### DATA ENTRIES
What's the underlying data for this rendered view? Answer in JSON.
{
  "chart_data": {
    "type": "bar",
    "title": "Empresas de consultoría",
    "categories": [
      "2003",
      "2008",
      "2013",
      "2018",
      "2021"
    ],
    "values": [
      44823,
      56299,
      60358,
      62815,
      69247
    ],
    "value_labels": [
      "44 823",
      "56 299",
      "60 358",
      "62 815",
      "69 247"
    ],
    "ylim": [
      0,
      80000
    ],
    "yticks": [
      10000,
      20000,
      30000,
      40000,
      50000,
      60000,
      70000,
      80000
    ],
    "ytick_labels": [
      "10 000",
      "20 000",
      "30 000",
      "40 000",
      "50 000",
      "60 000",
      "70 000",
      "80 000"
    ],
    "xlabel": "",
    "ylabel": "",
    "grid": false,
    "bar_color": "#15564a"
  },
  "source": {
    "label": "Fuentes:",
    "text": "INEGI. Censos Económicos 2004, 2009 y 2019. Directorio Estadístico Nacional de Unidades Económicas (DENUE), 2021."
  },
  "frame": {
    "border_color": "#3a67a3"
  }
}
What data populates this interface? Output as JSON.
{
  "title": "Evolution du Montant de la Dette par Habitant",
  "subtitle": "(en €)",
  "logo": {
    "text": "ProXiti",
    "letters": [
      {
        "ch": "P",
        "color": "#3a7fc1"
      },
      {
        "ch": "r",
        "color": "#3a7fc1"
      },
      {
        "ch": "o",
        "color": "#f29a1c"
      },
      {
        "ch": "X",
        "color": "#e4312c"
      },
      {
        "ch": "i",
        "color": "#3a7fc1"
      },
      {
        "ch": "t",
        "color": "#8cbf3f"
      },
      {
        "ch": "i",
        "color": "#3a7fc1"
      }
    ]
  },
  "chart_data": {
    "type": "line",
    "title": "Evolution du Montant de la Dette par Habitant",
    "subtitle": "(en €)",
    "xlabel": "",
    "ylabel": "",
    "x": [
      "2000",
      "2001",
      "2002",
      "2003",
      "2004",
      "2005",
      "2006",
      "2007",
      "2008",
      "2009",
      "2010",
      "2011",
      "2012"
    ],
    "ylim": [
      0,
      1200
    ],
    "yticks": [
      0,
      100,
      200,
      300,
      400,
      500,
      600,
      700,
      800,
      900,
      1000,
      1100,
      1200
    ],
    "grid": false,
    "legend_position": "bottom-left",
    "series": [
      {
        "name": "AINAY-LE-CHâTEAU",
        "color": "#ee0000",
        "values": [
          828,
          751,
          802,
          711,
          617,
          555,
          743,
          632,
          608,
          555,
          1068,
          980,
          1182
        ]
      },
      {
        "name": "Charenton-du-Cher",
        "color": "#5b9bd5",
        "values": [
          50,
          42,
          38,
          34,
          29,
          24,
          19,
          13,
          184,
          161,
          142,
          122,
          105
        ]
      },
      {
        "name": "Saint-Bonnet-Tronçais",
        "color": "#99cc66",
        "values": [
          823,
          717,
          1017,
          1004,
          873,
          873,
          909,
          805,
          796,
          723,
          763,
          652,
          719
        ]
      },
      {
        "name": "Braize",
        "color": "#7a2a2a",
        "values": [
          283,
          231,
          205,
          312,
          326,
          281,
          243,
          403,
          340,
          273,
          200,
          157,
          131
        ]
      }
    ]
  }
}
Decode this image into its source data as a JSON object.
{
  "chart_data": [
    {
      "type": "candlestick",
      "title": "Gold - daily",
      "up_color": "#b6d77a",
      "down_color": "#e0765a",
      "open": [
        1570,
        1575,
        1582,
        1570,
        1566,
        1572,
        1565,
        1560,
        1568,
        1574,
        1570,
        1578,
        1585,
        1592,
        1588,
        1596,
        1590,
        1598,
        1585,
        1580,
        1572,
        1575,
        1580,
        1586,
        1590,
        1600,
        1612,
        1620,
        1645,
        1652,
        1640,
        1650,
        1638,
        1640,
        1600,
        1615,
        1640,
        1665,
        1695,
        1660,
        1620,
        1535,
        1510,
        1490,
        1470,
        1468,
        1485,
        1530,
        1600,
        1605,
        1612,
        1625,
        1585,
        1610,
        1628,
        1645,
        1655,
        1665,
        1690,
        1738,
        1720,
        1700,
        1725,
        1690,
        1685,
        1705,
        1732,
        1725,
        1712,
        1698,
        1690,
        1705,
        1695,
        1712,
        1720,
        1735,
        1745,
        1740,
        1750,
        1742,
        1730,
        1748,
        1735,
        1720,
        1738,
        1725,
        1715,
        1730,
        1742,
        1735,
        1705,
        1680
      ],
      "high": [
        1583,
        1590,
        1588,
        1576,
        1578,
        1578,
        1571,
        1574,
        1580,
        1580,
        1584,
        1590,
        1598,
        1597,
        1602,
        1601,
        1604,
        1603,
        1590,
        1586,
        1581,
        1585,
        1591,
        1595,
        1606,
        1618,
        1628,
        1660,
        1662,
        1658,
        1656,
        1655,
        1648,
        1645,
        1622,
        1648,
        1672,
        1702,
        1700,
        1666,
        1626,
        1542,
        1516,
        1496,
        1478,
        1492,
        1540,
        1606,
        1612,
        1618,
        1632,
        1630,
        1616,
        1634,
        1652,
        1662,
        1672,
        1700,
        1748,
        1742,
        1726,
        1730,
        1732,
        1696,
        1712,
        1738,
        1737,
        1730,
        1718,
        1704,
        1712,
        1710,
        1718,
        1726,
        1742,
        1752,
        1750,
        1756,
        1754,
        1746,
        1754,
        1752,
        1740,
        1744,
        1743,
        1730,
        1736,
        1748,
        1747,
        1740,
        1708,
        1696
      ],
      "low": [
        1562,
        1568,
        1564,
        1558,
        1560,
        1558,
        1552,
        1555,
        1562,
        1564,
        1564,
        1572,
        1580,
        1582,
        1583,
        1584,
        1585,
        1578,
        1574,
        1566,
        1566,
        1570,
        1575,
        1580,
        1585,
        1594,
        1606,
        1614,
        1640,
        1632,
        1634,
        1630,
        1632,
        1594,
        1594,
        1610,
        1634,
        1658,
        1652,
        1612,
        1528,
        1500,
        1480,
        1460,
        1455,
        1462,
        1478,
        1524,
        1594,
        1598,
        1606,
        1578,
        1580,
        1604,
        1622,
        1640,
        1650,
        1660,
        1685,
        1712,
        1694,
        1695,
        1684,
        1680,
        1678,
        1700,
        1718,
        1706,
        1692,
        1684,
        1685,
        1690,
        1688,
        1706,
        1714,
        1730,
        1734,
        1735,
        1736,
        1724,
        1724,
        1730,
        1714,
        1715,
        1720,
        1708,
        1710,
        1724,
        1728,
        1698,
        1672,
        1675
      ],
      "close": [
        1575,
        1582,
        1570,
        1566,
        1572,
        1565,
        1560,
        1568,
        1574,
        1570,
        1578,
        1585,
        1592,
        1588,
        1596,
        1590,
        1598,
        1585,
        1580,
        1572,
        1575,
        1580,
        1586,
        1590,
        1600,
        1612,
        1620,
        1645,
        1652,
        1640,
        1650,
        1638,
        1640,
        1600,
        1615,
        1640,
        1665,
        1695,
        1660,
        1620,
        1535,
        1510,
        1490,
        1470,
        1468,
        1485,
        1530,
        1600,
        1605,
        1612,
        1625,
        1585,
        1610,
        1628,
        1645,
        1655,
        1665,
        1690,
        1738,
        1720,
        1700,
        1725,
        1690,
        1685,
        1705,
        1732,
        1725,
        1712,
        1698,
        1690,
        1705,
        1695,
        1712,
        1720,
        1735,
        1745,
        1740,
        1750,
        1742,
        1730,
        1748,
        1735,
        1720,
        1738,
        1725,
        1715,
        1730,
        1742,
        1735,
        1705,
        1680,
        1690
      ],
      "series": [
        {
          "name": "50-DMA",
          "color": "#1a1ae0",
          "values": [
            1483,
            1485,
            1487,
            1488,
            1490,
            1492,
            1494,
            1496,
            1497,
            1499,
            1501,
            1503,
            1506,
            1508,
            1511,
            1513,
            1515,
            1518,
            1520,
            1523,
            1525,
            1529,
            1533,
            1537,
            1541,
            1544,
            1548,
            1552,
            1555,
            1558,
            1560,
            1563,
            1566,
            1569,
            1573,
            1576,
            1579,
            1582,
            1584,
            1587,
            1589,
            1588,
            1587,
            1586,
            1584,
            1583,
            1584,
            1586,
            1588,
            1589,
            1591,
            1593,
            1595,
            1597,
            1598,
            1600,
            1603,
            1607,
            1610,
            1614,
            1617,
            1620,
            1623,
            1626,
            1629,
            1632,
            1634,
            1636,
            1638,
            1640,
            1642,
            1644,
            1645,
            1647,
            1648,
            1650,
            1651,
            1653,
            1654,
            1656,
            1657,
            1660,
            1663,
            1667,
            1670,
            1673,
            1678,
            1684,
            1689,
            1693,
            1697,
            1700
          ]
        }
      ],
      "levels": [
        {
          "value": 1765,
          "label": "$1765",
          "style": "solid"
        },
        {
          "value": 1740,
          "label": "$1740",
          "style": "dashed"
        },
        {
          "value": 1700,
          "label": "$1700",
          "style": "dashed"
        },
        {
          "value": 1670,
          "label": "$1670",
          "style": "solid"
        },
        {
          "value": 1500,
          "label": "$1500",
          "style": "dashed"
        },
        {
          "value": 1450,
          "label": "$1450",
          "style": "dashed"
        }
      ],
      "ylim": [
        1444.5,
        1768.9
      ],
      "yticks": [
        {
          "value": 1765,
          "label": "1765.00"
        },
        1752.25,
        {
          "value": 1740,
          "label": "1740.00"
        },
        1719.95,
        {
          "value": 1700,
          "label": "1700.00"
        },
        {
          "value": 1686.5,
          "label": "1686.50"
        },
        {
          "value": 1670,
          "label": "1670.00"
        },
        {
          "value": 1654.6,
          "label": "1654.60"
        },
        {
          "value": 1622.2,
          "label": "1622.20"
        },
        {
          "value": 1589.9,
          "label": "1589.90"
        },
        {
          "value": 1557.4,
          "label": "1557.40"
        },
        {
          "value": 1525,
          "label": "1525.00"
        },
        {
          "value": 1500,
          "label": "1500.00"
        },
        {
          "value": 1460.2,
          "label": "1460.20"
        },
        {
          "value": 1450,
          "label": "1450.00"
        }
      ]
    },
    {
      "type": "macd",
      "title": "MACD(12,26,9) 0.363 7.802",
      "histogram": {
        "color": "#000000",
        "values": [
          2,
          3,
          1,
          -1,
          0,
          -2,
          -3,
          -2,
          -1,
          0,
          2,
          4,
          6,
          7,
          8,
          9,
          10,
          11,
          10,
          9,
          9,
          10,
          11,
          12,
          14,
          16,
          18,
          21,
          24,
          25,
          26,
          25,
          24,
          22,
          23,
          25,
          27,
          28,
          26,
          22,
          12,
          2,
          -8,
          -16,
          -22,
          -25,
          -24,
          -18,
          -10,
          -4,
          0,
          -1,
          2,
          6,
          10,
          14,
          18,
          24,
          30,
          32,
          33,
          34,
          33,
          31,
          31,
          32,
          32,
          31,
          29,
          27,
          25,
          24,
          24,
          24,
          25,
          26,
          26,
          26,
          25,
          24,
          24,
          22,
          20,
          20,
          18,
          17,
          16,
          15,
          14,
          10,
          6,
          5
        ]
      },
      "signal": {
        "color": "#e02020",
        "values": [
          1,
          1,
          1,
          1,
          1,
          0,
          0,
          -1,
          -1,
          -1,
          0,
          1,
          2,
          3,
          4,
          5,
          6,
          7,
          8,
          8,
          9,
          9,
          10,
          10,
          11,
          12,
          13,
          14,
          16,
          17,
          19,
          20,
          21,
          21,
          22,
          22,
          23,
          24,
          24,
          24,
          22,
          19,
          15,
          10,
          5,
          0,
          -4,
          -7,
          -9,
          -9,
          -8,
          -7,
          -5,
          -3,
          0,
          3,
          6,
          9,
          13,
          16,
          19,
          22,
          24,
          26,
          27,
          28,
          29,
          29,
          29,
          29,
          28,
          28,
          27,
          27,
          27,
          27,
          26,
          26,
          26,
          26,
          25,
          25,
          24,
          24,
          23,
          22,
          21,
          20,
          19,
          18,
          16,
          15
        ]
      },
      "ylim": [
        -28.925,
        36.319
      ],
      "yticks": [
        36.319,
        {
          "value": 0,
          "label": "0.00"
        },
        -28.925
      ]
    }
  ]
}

### EXERCISE AIM
Identify each line of the material where the word "What" shows up, and copy it.

### REPLY
What's the underlying data for this rendered view? Answer in JSON.
What data populates this interface? Output as JSON.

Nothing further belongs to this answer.